▶ **Available records**:
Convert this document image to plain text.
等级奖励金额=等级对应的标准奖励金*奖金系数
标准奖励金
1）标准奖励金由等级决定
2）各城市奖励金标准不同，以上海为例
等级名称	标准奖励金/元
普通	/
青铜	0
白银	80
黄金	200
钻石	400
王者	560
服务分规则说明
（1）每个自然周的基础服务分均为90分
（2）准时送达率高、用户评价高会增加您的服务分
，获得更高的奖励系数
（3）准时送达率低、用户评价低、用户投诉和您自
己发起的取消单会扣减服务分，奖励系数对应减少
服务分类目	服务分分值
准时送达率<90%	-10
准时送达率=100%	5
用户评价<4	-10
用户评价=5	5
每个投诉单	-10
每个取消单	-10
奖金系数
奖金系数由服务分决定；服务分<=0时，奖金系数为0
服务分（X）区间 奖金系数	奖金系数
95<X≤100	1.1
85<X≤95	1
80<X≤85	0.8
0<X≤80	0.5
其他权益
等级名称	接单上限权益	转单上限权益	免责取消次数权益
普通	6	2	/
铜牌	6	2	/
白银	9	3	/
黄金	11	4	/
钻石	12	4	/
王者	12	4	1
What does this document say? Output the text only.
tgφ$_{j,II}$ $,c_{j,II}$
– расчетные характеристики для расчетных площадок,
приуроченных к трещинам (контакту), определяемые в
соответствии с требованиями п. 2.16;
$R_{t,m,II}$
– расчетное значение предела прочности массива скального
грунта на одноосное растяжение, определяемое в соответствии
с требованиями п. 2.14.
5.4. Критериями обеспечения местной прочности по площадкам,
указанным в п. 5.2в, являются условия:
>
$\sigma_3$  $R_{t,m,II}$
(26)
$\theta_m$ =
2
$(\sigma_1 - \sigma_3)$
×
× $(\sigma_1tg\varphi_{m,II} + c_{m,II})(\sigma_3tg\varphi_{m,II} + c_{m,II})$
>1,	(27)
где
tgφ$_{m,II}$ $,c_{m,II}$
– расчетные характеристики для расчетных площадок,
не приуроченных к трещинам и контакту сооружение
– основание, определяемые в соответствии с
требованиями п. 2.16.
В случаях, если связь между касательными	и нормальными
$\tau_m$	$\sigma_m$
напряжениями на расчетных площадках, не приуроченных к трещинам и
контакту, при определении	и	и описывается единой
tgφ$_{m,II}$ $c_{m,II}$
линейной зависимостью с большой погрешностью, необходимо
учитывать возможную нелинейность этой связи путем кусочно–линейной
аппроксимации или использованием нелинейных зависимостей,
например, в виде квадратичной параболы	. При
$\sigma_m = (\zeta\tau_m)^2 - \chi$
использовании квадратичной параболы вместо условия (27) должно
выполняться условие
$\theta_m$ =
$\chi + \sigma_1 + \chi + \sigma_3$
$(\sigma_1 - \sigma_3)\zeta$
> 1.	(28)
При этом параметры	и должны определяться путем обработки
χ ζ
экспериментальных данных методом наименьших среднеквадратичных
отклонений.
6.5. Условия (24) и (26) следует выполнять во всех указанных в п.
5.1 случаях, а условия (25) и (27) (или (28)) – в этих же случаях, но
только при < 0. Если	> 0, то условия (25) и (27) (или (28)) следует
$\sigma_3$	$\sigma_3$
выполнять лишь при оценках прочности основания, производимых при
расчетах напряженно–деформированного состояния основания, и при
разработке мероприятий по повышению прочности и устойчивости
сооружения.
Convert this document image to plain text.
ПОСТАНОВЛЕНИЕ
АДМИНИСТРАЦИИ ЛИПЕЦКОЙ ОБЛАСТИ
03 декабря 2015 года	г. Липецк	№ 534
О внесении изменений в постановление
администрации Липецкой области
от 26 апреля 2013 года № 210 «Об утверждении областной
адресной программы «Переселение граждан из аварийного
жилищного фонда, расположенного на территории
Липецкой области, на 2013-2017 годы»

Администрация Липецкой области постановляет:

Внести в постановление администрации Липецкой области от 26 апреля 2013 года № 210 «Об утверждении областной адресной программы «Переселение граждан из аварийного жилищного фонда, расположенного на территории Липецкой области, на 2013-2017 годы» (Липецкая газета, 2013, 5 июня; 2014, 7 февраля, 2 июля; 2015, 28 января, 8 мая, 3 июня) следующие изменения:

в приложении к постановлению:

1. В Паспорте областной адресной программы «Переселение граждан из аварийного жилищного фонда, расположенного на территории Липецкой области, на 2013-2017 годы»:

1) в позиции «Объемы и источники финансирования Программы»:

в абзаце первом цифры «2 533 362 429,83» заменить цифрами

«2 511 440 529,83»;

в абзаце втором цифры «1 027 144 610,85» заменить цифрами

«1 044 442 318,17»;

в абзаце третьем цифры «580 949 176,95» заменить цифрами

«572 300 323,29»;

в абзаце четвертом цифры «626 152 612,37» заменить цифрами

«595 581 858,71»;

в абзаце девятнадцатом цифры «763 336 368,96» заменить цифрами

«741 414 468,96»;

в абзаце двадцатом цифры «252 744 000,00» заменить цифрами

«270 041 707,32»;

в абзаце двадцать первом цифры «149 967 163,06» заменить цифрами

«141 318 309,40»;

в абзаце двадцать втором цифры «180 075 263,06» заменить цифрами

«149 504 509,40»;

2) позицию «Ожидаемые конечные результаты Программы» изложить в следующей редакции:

▶ **Set task**:
Repeat the records above in full, character for character.

▶ **Complete answer**:
Convert this document image to plain text.
等级奖励金额=等级对应的标准奖励金*奖金系数
标准奖励金
1）标准奖励金由等级决定
2）各城市奖励金标准不同，以上海为例
等级名称	标准奖励金/元
普通	/
青铜	0
白银	80
黄金	200
钻石	400
王者	560
服务分规则说明
（1）每个自然周的基础服务分均为90分
（2）准时送达率高、用户评价高会增加您的服务分
，获得更高的奖励系数
（3）准时送达率低、用户评价低、用户投诉和您自
己发起的取消单会扣减服务分，奖励系数对应减少
服务分类目	服务分分值
准时送达率<90%	-10
准时送达率=100%	5
用户评价<4	-10
用户评价=5	5
每个投诉单	-10
每个取消单	-10
奖金系数
奖金系数由服务分决定；服务分<=0时，奖金系数为0
服务分（X）区间 奖金系数	奖金系数
95<X≤100	1.1
85<X≤95	1
80<X≤85	0.8
0<X≤80	0.5
其他权益
等级名称	接单上限权益	转单上限权益	免责取消次数权益
普通	6	2	/
铜牌	6	2	/
白银	9	3	/
黄金	11	4	/
钻石	12	4	/
王者	12	4	1
What does this document say? Output the text only.
tgφ$_{j,II}$ $,c_{j,II}$
– расчетные характеристики для расчетных площадок,
приуроченных к трещинам (контакту), определяемые в
соответствии с требованиями п. 2.16;
$R_{t,m,II}$
– расчетное значение предела прочности массива скального
грунта на одноосное растяжение, определяемое в соответствии
с требованиями п. 2.14.
5.4. Критериями обеспечения местной прочности по площадкам,
указанным в п. 5.2в, являются условия:
>
$\sigma_3$  $R_{t,m,II}$
(26)
$\theta_m$ =
2
$(\sigma_1 - \sigma_3)$
×
× $(\sigma_1tg\varphi_{m,II} + c_{m,II})(\sigma_3tg\varphi_{m,II} + c_{m,II})$
>1,	(27)
где
tgφ$_{m,II}$ $,c_{m,II}$
– расчетные характеристики для расчетных площадок,
не приуроченных к трещинам и контакту сооружение
– основание, определяемые в соответствии с
требованиями п. 2.16.
В случаях, если связь между касательными	и нормальными
$\tau_m$	$\sigma_m$
напряжениями на расчетных площадках, не приуроченных к трещинам и
контакту, при определении	и	и описывается единой
tgφ$_{m,II}$ $c_{m,II}$
линейной зависимостью с большой погрешностью, необходимо
учитывать возможную нелинейность этой связи путем кусочно–линейной
аппроксимации или использованием нелинейных зависимостей,
например, в виде квадратичной параболы	. При
$\sigma_m = (\zeta\tau_m)^2 - \chi$
использовании квадратичной параболы вместо условия (27) должно
выполняться условие
$\theta_m$ =
$\chi + \sigma_1 + \chi + \sigma_3$
$(\sigma_1 - \sigma_3)\zeta$
> 1.	(28)
При этом параметры	и должны определяться путем обработки
χ ζ
экспериментальных данных методом наименьших среднеквадратичных
отклонений.
6.5. Условия (24) и (26) следует выполнять во всех указанных в п.
5.1 случаях, а условия (25) и (27) (или (28)) – в этих же случаях, но
только при < 0. Если	> 0, то условия (25) и (27) (или (28)) следует
$\sigma_3$	$\sigma_3$
выполнять лишь при оценках прочности основания, производимых при
расчетах напряженно–деформированного состояния основания, и при
разработке мероприятий по повышению прочности и устойчивости
сооружения.
Convert this document image to plain text.
ПОСТАНОВЛЕНИЕ
АДМИНИСТРАЦИИ ЛИПЕЦКОЙ ОБЛАСТИ
03 декабря 2015 года	г. Липецк	№ 534
О внесении изменений в постановление
администрации Липецкой области
от 26 апреля 2013 года № 210 «Об утверждении областной
адресной программы «Переселение граждан из аварийного
жилищного фонда, расположенного на территории
Липецкой области, на 2013-2017 годы»

Администрация Липецкой области постановляет:

Внести в постановление администрации Липецкой области от 26 апреля 2013 года № 210 «Об утверждении областной адресной программы «Переселение граждан из аварийного жилищного фонда, расположенного на территории Липецкой области, на 2013-2017 годы» (Липецкая газета, 2013, 5 июня; 2014, 7 февраля, 2 июля; 2015, 28 января, 8 мая, 3 июня) следующие изменения:

в приложении к постановлению:

1. В Паспорте областной адресной программы «Переселение граждан из аварийного жилищного фонда, расположенного на территории Липецкой области, на 2013-2017 годы»:

1) в позиции «Объемы и источники финансирования Программы»:

в абзаце первом цифры «2 533 362 429,83» заменить цифрами

«2 511 440 529,83»;

в абзаце втором цифры «1 027 144 610,85» заменить цифрами

«1 044 442 318,17»;

в абзаце третьем цифры «580 949 176,95» заменить цифрами

«572 300 323,29»;

в абзаце четвертом цифры «626 152 612,37» заменить цифрами

«595 581 858,71»;

в абзаце девятнадцатом цифры «763 336 368,96» заменить цифрами

«741 414 468,96»;

в абзаце двадцатом цифры «252 744 000,00» заменить цифрами

«270 041 707,32»;

в абзаце двадцать первом цифры «149 967 163,06» заменить цифрами

«141 318 309,40»;

в абзаце двадцать втором цифры «180 075 263,06» заменить цифрами

«149 504 509,40»;

2) позицию «Ожидаемые конечные результаты Программы» изложить в следующей редакции:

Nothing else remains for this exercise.